Short task – Transcribe all the records exactly and omit any images they hold.

[Source data]

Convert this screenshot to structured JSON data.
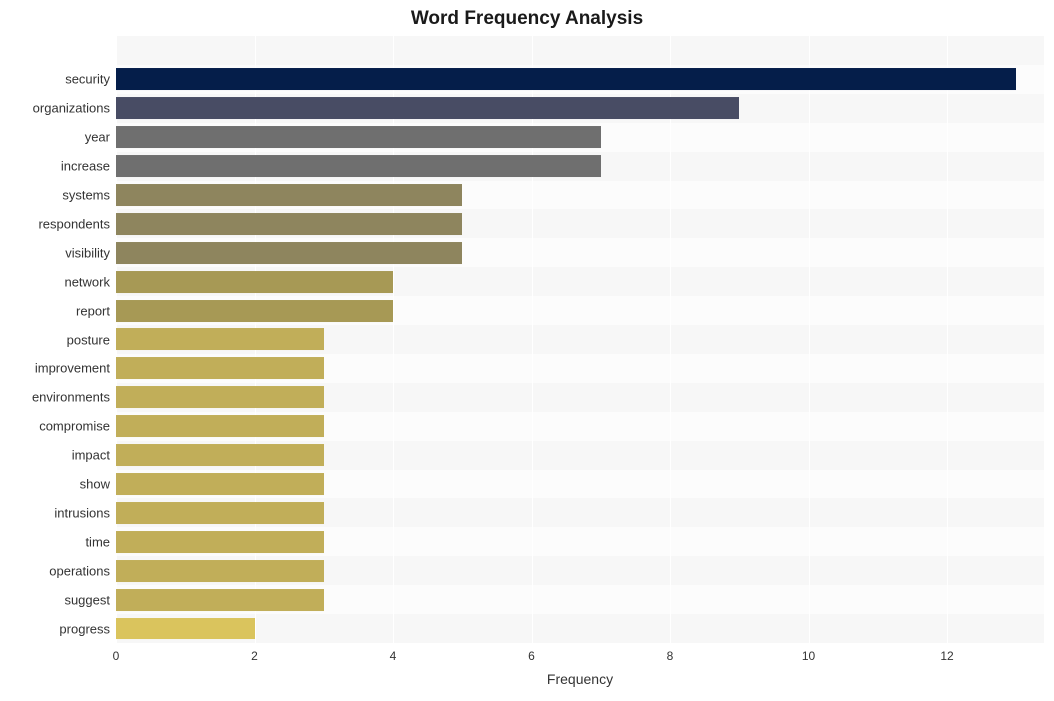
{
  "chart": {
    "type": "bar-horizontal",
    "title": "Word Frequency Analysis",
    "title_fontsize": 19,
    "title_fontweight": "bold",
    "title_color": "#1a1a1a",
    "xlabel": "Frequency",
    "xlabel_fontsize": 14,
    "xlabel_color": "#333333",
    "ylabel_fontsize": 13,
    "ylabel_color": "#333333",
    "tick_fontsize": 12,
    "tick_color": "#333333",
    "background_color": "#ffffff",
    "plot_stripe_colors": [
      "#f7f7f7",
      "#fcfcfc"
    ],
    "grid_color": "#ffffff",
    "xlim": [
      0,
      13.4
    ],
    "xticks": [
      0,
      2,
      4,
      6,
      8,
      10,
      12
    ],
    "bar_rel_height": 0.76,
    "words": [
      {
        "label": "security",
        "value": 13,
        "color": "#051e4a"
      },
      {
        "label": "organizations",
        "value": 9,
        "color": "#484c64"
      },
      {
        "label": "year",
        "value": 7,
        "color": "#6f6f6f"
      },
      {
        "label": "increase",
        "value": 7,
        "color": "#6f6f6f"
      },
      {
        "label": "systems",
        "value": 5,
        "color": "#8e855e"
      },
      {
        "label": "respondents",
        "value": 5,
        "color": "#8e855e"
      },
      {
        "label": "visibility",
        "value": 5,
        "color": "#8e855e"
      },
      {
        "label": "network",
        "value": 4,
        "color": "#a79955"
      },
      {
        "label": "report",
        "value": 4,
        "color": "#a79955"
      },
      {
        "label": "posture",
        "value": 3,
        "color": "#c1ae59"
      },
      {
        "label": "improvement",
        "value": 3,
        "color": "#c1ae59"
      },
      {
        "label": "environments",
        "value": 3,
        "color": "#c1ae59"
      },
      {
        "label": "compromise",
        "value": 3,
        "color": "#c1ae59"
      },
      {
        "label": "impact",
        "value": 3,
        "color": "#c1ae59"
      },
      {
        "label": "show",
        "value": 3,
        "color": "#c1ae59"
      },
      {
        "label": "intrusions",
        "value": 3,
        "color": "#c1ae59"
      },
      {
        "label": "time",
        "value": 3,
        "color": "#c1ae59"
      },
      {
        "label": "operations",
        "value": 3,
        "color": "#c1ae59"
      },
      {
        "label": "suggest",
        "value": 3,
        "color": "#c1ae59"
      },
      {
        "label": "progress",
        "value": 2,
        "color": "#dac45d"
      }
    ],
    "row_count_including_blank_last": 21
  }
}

Exercise answer –
Convert this screenshot to structured JSON data.
{
  "chart": {
    "type": "bar-horizontal",
    "title": "Word Frequency Analysis",
    "title_fontsize": 19,
    "title_fontweight": "bold",
    "title_color": "#1a1a1a",
    "xlabel": "Frequency",
    "xlabel_fontsize": 14,
    "xlabel_color": "#333333",
    "ylabel_fontsize": 13,
    "ylabel_color": "#333333",
    "tick_fontsize": 12,
    "tick_color": "#333333",
    "background_color": "#ffffff",
    "plot_stripe_colors": [
      "#f7f7f7",
      "#fcfcfc"
    ],
    "grid_color": "#ffffff",
    "xlim": [
      0,
      13.4
    ],
    "xticks": [
      0,
      2,
      4,
      6,
      8,
      10,
      12
    ],
    "bar_rel_height": 0.76,
    "words": [
      {
        "label": "security",
        "value": 13,
        "color": "#051e4a"
      },
      {
        "label": "organizations",
        "value": 9,
        "color": "#484c64"
      },
      {
        "label": "year",
        "value": 7,
        "color": "#6f6f6f"
      },
      {
        "label": "increase",
        "value": 7,
        "color": "#6f6f6f"
      },
      {
        "label": "systems",
        "value": 5,
        "color": "#8e855e"
      },
      {
        "label": "respondents",
        "value": 5,
        "color": "#8e855e"
      },
      {
        "label": "visibility",
        "value": 5,
        "color": "#8e855e"
      },
      {
        "label": "network",
        "value": 4,
        "color": "#a79955"
      },
      {
        "label": "report",
        "value": 4,
        "color": "#a79955"
      },
      {
        "label": "posture",
        "value": 3,
        "color": "#c1ae59"
      },
      {
        "label": "improvement",
        "value": 3,
        "color": "#c1ae59"
      },
      {
        "label": "environments",
        "value": 3,
        "color": "#c1ae59"
      },
      {
        "label": "compromise",
        "value": 3,
        "color": "#c1ae59"
      },
      {
        "label": "impact",
        "value": 3,
        "color": "#c1ae59"
      },
      {
        "label": "show",
        "value": 3,
        "color": "#c1ae59"
      },
      {
        "label": "intrusions",
        "value": 3,
        "color": "#c1ae59"
      },
      {
        "label": "time",
        "value": 3,
        "color": "#c1ae59"
      },
      {
        "label": "operations",
        "value": 3,
        "color": "#c1ae59"
      },
      {
        "label": "suggest",
        "value": 3,
        "color": "#c1ae59"
      },
      {
        "label": "progress",
        "value": 2,
        "color": "#dac45d"
      }
    ],
    "row_count_including_blank_last": 21
  }
}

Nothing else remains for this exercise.